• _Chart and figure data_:
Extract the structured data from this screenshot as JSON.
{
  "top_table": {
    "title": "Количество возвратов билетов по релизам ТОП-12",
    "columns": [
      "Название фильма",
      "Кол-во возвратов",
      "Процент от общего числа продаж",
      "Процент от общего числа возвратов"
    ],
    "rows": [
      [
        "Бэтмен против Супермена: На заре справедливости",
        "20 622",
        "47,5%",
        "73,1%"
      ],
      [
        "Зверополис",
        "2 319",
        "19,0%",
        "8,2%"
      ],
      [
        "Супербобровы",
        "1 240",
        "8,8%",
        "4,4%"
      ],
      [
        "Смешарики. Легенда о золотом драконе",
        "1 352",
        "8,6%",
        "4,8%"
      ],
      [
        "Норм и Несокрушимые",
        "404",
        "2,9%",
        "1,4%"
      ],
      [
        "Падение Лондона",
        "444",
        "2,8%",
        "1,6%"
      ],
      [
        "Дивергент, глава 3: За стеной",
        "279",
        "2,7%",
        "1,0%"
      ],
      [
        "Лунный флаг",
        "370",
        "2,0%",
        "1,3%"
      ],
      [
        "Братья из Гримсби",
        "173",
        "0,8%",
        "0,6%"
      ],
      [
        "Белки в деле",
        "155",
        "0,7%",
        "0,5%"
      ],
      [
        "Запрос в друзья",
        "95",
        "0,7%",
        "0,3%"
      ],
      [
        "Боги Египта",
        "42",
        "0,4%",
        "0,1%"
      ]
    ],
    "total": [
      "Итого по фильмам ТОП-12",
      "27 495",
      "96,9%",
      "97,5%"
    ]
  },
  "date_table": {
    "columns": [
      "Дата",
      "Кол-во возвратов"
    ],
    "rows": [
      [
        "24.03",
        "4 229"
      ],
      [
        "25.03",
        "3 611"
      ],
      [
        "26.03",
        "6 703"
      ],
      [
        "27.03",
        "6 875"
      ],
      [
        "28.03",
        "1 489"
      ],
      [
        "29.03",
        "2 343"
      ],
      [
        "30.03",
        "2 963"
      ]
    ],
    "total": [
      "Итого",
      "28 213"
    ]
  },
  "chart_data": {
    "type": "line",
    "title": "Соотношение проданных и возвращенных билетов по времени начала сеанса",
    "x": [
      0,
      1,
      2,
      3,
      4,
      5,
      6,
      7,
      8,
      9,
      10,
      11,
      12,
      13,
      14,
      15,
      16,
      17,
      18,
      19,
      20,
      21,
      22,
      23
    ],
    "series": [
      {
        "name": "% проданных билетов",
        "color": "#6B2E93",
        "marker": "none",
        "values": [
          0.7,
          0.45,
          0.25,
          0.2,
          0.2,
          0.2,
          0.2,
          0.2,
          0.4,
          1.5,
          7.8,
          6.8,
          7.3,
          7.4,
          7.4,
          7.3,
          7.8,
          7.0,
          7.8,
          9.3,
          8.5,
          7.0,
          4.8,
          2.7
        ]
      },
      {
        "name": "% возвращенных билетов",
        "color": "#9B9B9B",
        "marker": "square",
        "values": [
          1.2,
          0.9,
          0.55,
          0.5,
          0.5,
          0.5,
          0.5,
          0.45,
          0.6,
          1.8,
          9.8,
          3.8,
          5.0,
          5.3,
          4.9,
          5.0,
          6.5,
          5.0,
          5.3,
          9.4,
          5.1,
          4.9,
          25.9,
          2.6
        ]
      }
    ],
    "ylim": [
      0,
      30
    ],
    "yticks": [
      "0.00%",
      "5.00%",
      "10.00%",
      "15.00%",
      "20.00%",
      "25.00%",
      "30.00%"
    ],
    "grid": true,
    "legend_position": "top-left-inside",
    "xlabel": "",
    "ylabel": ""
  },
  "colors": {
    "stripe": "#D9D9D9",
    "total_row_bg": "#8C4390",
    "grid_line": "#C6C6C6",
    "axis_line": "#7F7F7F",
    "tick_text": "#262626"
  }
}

• _Task to carry out_: Without omitting anything, output the entries exactly.

• _Problem solution_:
Extract the structured data from this screenshot as JSON.
{
  "top_table": {
    "title": "Количество возвратов билетов по релизам ТОП-12",
    "columns": [
      "Название фильма",
      "Кол-во возвратов",
      "Процент от общего числа продаж",
      "Процент от общего числа возвратов"
    ],
    "rows": [
      [
        "Бэтмен против Супермена: На заре справедливости",
        "20 622",
        "47,5%",
        "73,1%"
      ],
      [
        "Зверополис",
        "2 319",
        "19,0%",
        "8,2%"
      ],
      [
        "Супербобровы",
        "1 240",
        "8,8%",
        "4,4%"
      ],
      [
        "Смешарики. Легенда о золотом драконе",
        "1 352",
        "8,6%",
        "4,8%"
      ],
      [
        "Норм и Несокрушимые",
        "404",
        "2,9%",
        "1,4%"
      ],
      [
        "Падение Лондона",
        "444",
        "2,8%",
        "1,6%"
      ],
      [
        "Дивергент, глава 3: За стеной",
        "279",
        "2,7%",
        "1,0%"
      ],
      [
        "Лунный флаг",
        "370",
        "2,0%",
        "1,3%"
      ],
      [
        "Братья из Гримсби",
        "173",
        "0,8%",
        "0,6%"
      ],
      [
        "Белки в деле",
        "155",
        "0,7%",
        "0,5%"
      ],
      [
        "Запрос в друзья",
        "95",
        "0,7%",
        "0,3%"
      ],
      [
        "Боги Египта",
        "42",
        "0,4%",
        "0,1%"
      ]
    ],
    "total": [
      "Итого по фильмам ТОП-12",
      "27 495",
      "96,9%",
      "97,5%"
    ]
  },
  "date_table": {
    "columns": [
      "Дата",
      "Кол-во возвратов"
    ],
    "rows": [
      [
        "24.03",
        "4 229"
      ],
      [
        "25.03",
        "3 611"
      ],
      [
        "26.03",
        "6 703"
      ],
      [
        "27.03",
        "6 875"
      ],
      [
        "28.03",
        "1 489"
      ],
      [
        "29.03",
        "2 343"
      ],
      [
        "30.03",
        "2 963"
      ]
    ],
    "total": [
      "Итого",
      "28 213"
    ]
  },
  "chart_data": {
    "type": "line",
    "title": "Соотношение проданных и возвращенных билетов по времени начала сеанса",
    "x": [
      0,
      1,
      2,
      3,
      4,
      5,
      6,
      7,
      8,
      9,
      10,
      11,
      12,
      13,
      14,
      15,
      16,
      17,
      18,
      19,
      20,
      21,
      22,
      23
    ],
    "series": [
      {
        "name": "% проданных билетов",
        "color": "#6B2E93",
        "marker": "none",
        "values": [
          0.7,
          0.45,
          0.25,
          0.2,
          0.2,
          0.2,
          0.2,
          0.2,
          0.4,
          1.5,
          7.8,
          6.8,
          7.3,
          7.4,
          7.4,
          7.3,
          7.8,
          7.0,
          7.8,
          9.3,
          8.5,
          7.0,
          4.8,
          2.7
        ]
      },
      {
        "name": "% возвращенных билетов",
        "color": "#9B9B9B",
        "marker": "square",
        "values": [
          1.2,
          0.9,
          0.55,
          0.5,
          0.5,
          0.5,
          0.5,
          0.45,
          0.6,
          1.8,
          9.8,
          3.8,
          5.0,
          5.3,
          4.9,
          5.0,
          6.5,
          5.0,
          5.3,
          9.4,
          5.1,
          4.9,
          25.9,
          2.6
        ]
      }
    ],
    "ylim": [
      0,
      30
    ],
    "yticks": [
      "0.00%",
      "5.00%",
      "10.00%",
      "15.00%",
      "20.00%",
      "25.00%",
      "30.00%"
    ],
    "grid": true,
    "legend_position": "top-left-inside",
    "xlabel": "",
    "ylabel": ""
  },
  "colors": {
    "stripe": "#D9D9D9",
    "total_row_bg": "#8C4390",
    "grid_line": "#C6C6C6",
    "axis_line": "#7F7F7F",
    "tick_text": "#262626"
  }
}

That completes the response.